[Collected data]

_ _ _ _ _ _ _

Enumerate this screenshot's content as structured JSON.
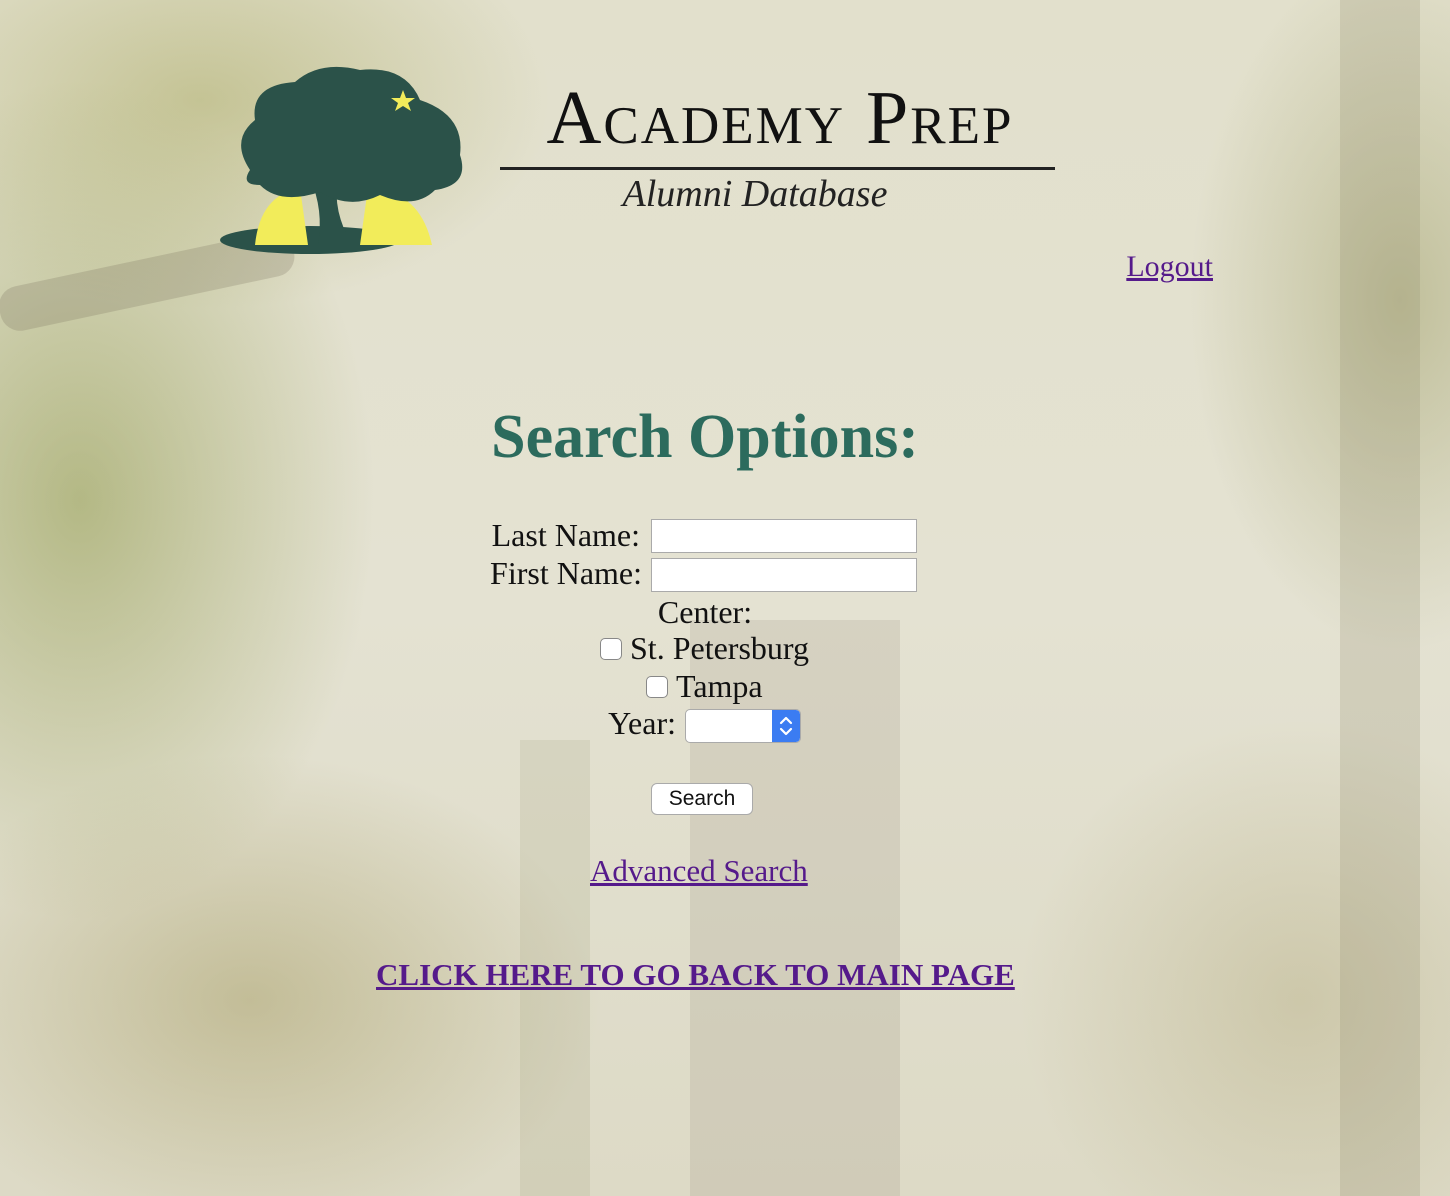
{
  "header": {
    "brand_title": "Academy Prep",
    "brand_subtitle": "Alumni Database",
    "logout_label": "Logout"
  },
  "main": {
    "heading": "Search Options:",
    "last_name_label": "Last Name:",
    "last_name_value": "",
    "first_name_label": "First Name:",
    "first_name_value": "",
    "center_label": "Center:",
    "centers": [
      {
        "label": "St. Petersburg",
        "checked": false
      },
      {
        "label": "Tampa",
        "checked": false
      }
    ],
    "year_label": "Year:",
    "year_value": "",
    "search_button_label": "Search",
    "advanced_search_label": "Advanced Search",
    "back_link_label": "CLICK HERE TO GO BACK TO MAIN PAGE"
  },
  "colors": {
    "heading": "#2c6b5d",
    "link": "#551a8b",
    "tree": "#2b5249",
    "tree_light": "#f2ec5a",
    "select_accent": "#3b7cf2"
  }
}
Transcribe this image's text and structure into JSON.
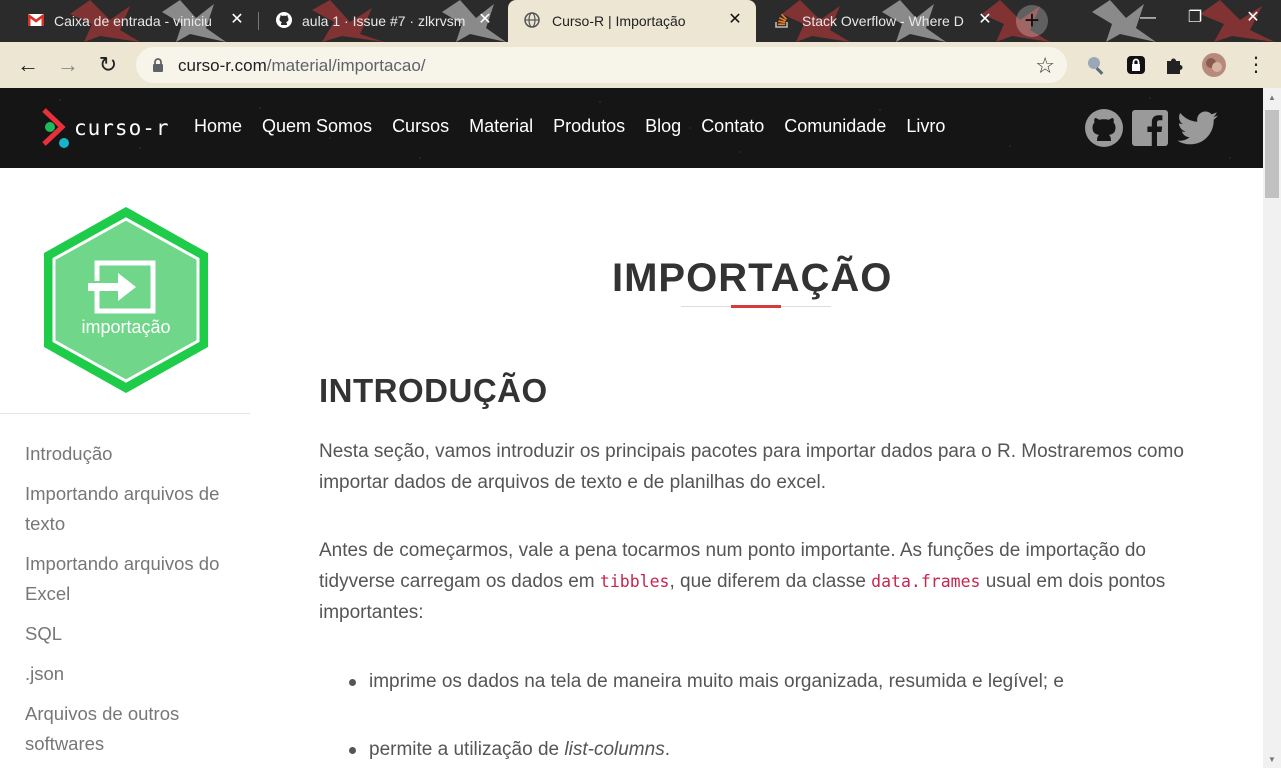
{
  "browser": {
    "tabs": [
      {
        "title": "Caixa de entrada - viniciu",
        "icon": "gmail-icon"
      },
      {
        "title": "aula 1 · Issue #7 · zlkrvsm",
        "icon": "github-icon"
      },
      {
        "title": "Curso-R | Importação",
        "icon": "globe-icon",
        "active": true
      },
      {
        "title": "Stack Overflow - Where D",
        "icon": "stackoverflow-icon"
      }
    ],
    "url_host": "curso-r.com",
    "url_path": "/material/importacao/"
  },
  "site": {
    "logo_text": "curso-r",
    "nav": [
      "Home",
      "Quem Somos",
      "Cursos",
      "Material",
      "Produtos",
      "Blog",
      "Contato",
      "Comunidade",
      "Livro"
    ],
    "social": [
      "github-icon",
      "facebook-icon",
      "twitter-icon"
    ]
  },
  "sidebar": {
    "hex_label": "importação",
    "toc": [
      "Introdução",
      "Importando arquivos de texto",
      "Importando arquivos do Excel",
      "SQL",
      ".json",
      "Arquivos de outros softwares"
    ]
  },
  "content": {
    "page_title": "IMPORTAÇÃO",
    "section_title": "INTRODUÇÃO",
    "para1": "Nesta seção, vamos introduzir os principais pacotes para importar dados para o R. Mostraremos como importar dados de arquivos de texto e de planilhas do excel.",
    "para2_a": "Antes de começarmos, vale a pena tocarmos num ponto importante. As funções de importação do tidyverse carregam os dados em ",
    "para2_code1": "tibbles",
    "para2_b": ", que diferem da classe ",
    "para2_code2": "data.frames",
    "para2_c": " usual em dois pontos importantes:",
    "bullet1": "imprime os dados na tela de maneira muito mais organizada, resumida e legível; e",
    "bullet2_a": "permite a utilização de ",
    "bullet2_em": "list-columns",
    "bullet2_b": "."
  }
}
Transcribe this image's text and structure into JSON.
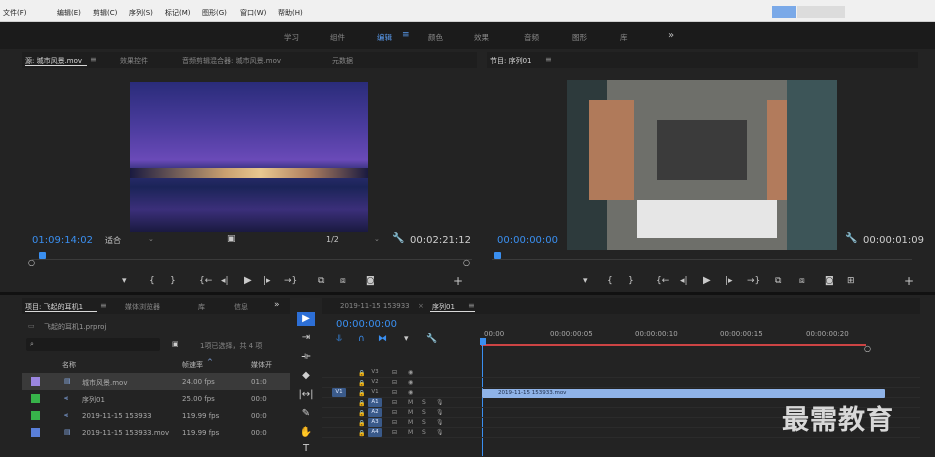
{
  "menubar": {
    "items": [
      "文件(F)",
      "编辑(E)",
      "剪辑(C)",
      "序列(S)",
      "标记(M)",
      "图形(G)",
      "窗口(W)",
      "帮助(H)"
    ]
  },
  "workspaces": {
    "items": [
      "学习",
      "组件",
      "编辑",
      "颜色",
      "效果",
      "音频",
      "图形",
      "库"
    ],
    "active": "编辑",
    "more": "»"
  },
  "source": {
    "tabs": [
      "源: 城市风景.mov",
      "效果控件",
      "音频剪辑混合器: 城市风景.mov",
      "元数据"
    ],
    "timecode": "01:09:14:02",
    "fit": "适合",
    "res": "1/2",
    "duration": "00:02:21:12",
    "fx_icon": "wrench-icon"
  },
  "program": {
    "tab": "节目: 序列01",
    "timecode": "00:00:00:00",
    "duration": "00:00:01:09"
  },
  "project": {
    "tabs": [
      "项目: 飞起的耳机1",
      "媒体浏览器",
      "库",
      "信息"
    ],
    "more": "»",
    "file": "飞起的耳机1.prproj",
    "selection": "1项已选择，共 4 项",
    "columns": {
      "name": "名称",
      "rate": "帧速率",
      "start": "媒体开"
    },
    "rows": [
      {
        "name": "城市风景.mov",
        "rate": "24.00 fps",
        "start": "01:0",
        "color": "#9b86e0",
        "icon": "film-icon",
        "selected": true
      },
      {
        "name": "序列01",
        "rate": "25.00 fps",
        "start": "00:0",
        "color": "#37b34a",
        "icon": "sequence-icon",
        "selected": false
      },
      {
        "name": "2019-11-15 153933",
        "rate": "119.99 fps",
        "start": "00:0",
        "color": "#37b34a",
        "icon": "sequence-icon",
        "selected": false
      },
      {
        "name": "2019-11-15 153933.mov",
        "rate": "119.99 fps",
        "start": "00:0",
        "color": "#5a7fd8",
        "icon": "film-icon",
        "selected": false
      }
    ]
  },
  "timeline": {
    "tabs": [
      "2019-11-15 153933",
      "序列01"
    ],
    "timecode": "00:00:00:00",
    "ruler": [
      "00:00",
      "00:00:00:05",
      "00:00:00:10",
      "00:00:00:15",
      "00:00:00:20"
    ],
    "video_tracks": [
      "V3",
      "V2",
      "V1"
    ],
    "audio_tracks": [
      "A1",
      "A2",
      "A3",
      "A4"
    ],
    "clip": "2019-11-15 153933.mov",
    "source_patch": "V1",
    "mute": "M",
    "solo": "S"
  },
  "watermark": "最需教育"
}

_ _ _ _ _ _ _

Gather all lines where the word "duration" appears.

WORKED SOLUTION
    "duration": "00:02:21:12",
    "duration": "00:00:01:09"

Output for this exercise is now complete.